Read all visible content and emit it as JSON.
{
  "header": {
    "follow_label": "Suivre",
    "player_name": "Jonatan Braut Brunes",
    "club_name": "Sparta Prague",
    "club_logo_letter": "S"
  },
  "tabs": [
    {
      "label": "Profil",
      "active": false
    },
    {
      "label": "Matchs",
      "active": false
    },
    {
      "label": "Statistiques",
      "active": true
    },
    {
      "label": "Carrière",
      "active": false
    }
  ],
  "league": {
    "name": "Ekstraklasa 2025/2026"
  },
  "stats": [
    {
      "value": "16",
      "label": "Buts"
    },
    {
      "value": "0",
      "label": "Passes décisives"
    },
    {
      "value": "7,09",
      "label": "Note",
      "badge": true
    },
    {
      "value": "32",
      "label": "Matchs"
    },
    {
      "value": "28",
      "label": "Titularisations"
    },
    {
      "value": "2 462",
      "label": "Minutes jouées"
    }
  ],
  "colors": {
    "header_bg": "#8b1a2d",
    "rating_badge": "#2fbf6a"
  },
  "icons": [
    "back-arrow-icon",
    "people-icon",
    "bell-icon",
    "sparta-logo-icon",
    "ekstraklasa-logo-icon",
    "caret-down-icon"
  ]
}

* _GOAL_: Reproduce each entry from the records above, character for character.

* _THE RESPONSE_:
Read all visible content and emit it as JSON.
{
  "header": {
    "follow_label": "Suivre",
    "player_name": "Jonatan Braut Brunes",
    "club_name": "Sparta Prague",
    "club_logo_letter": "S"
  },
  "tabs": [
    {
      "label": "Profil",
      "active": false
    },
    {
      "label": "Matchs",
      "active": false
    },
    {
      "label": "Statistiques",
      "active": true
    },
    {
      "label": "Carrière",
      "active": false
    }
  ],
  "league": {
    "name": "Ekstraklasa 2025/2026"
  },
  "stats": [
    {
      "value": "16",
      "label": "Buts"
    },
    {
      "value": "0",
      "label": "Passes décisives"
    },
    {
      "value": "7,09",
      "label": "Note",
      "badge": true
    },
    {
      "value": "32",
      "label": "Matchs"
    },
    {
      "value": "28",
      "label": "Titularisations"
    },
    {
      "value": "2 462",
      "label": "Minutes jouées"
    }
  ],
  "colors": {
    "header_bg": "#8b1a2d",
    "rating_badge": "#2fbf6a"
  },
  "icons": [
    "back-arrow-icon",
    "people-icon",
    "bell-icon",
    "sparta-logo-icon",
    "ekstraklasa-logo-icon",
    "caret-down-icon"
  ]
}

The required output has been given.